Reproduce verbatim every line from the one that includes "Extract the structured" to the closing line of the entries; omit everything before it.

**RECORDS SUPPLIED**
↓

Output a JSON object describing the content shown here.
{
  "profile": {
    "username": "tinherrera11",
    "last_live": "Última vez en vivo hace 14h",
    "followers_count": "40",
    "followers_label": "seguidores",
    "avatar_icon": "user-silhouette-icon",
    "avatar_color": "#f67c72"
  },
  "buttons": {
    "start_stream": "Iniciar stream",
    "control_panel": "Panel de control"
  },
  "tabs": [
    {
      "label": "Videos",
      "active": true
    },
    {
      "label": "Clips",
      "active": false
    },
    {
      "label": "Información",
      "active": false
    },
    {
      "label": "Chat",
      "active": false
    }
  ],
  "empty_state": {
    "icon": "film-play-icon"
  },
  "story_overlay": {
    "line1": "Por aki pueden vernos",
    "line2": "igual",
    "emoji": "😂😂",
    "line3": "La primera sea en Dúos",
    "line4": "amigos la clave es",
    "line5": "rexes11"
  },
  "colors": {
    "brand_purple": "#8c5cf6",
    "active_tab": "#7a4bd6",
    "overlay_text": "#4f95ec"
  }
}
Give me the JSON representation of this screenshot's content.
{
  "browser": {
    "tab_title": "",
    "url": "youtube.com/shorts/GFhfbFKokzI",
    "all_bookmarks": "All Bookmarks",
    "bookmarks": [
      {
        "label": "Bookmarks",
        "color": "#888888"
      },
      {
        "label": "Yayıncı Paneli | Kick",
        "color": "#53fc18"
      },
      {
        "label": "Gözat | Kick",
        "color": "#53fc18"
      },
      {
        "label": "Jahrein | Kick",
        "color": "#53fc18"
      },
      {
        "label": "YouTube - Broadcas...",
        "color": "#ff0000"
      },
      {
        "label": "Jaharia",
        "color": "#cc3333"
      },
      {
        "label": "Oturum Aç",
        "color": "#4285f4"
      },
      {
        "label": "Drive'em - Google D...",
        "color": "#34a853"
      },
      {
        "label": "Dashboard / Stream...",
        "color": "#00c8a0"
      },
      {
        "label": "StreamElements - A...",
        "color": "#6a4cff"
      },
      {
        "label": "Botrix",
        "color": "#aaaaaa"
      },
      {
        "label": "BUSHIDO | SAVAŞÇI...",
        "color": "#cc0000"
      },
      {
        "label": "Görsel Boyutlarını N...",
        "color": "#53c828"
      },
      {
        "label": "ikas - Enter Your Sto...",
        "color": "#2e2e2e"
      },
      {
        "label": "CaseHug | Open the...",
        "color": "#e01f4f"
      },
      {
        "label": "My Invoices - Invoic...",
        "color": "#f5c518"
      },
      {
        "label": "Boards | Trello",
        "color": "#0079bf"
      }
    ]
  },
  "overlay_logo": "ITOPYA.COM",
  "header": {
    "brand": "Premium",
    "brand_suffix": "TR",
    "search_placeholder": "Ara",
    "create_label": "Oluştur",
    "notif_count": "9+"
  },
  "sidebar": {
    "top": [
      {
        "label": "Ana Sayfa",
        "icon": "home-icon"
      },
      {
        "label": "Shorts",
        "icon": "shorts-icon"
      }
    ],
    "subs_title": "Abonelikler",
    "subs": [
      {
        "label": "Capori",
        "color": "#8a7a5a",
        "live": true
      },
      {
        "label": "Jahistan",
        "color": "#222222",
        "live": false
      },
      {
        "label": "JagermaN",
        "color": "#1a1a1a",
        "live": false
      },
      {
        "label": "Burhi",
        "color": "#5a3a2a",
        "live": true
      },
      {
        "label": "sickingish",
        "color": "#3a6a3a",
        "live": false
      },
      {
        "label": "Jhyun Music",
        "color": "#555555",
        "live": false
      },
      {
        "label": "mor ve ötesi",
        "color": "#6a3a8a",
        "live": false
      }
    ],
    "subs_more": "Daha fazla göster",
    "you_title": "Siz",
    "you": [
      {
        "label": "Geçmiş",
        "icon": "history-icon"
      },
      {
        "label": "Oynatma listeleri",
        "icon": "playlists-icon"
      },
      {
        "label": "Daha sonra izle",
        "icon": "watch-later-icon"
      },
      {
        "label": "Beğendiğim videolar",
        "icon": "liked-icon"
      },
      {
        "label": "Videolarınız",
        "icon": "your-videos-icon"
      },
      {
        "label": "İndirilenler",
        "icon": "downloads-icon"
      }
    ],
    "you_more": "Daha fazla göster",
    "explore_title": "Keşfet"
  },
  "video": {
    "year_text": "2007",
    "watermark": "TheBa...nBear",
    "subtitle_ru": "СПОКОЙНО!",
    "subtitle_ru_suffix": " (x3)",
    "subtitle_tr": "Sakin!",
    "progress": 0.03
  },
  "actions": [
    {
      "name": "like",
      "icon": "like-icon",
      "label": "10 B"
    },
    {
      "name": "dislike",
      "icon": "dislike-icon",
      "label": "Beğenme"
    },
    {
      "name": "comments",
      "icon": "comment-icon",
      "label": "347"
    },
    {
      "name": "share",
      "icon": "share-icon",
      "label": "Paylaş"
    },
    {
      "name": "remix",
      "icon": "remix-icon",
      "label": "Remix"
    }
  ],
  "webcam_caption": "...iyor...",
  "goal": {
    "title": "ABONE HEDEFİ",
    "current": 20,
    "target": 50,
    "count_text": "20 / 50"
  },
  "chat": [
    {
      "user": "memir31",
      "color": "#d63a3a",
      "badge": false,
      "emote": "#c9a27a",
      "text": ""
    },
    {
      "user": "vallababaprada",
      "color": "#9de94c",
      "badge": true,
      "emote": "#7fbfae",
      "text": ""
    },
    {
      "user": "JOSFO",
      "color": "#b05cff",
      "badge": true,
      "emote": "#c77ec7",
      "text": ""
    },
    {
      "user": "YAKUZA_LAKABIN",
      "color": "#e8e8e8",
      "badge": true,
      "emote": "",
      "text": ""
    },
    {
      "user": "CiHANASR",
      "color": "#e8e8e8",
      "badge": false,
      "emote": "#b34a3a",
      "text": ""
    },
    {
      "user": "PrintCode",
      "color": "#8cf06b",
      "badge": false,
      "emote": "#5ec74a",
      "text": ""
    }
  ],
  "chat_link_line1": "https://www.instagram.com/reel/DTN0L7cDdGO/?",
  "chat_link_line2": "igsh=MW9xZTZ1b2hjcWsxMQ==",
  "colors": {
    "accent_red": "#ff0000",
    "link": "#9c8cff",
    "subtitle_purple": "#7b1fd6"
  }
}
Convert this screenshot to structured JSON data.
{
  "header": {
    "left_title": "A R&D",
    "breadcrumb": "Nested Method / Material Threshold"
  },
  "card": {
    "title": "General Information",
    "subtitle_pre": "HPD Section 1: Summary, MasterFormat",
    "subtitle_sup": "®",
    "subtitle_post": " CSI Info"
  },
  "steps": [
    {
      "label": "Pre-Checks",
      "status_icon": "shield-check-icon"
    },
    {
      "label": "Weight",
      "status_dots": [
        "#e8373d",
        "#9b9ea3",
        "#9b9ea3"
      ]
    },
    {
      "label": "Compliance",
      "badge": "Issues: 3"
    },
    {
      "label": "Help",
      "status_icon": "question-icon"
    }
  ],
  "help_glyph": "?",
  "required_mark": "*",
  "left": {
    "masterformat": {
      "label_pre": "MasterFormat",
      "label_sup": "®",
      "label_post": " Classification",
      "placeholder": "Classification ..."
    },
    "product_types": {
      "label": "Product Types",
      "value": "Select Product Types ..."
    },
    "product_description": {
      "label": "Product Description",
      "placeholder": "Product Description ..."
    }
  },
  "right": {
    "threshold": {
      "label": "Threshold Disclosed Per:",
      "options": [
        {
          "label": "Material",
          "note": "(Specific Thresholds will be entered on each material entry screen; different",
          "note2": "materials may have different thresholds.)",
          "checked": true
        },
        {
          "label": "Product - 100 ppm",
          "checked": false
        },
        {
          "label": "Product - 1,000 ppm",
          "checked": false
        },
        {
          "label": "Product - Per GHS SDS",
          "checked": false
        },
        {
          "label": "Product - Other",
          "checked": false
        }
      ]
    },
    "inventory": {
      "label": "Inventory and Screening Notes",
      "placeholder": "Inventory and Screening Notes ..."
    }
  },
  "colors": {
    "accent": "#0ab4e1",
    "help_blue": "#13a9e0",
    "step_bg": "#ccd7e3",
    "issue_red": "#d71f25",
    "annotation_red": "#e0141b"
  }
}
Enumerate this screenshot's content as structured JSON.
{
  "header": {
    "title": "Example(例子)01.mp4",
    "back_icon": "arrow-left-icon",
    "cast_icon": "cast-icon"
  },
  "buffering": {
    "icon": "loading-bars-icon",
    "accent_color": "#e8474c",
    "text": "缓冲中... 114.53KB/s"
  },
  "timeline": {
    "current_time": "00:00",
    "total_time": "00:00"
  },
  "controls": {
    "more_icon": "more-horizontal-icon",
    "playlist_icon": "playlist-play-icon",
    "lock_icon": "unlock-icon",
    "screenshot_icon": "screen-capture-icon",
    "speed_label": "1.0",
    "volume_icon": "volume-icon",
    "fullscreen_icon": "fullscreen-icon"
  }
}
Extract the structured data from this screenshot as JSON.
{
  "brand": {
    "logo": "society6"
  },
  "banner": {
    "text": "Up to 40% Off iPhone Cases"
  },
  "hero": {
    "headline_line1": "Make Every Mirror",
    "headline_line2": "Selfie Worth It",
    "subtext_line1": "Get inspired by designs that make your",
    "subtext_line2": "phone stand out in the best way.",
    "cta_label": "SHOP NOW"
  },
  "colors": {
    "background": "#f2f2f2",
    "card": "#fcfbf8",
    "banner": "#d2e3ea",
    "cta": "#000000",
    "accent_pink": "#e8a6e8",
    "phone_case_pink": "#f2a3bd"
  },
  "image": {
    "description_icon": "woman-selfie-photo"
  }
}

↑

**EXERCISE RESPONSE**
Extract the structured data from this screenshot as JSON.
{
  "brand": {
    "logo": "society6"
  },
  "banner": {
    "text": "Up to 40% Off iPhone Cases"
  },
  "hero": {
    "headline_line1": "Make Every Mirror",
    "headline_line2": "Selfie Worth It",
    "subtext_line1": "Get inspired by designs that make your",
    "subtext_line2": "phone stand out in the best way.",
    "cta_label": "SHOP NOW"
  },
  "colors": {
    "background": "#f2f2f2",
    "card": "#fcfbf8",
    "banner": "#d2e3ea",
    "cta": "#000000",
    "accent_pink": "#e8a6e8",
    "phone_case_pink": "#f2a3bd"
  },
  "image": {
    "description_icon": "woman-selfie-photo"
  }
}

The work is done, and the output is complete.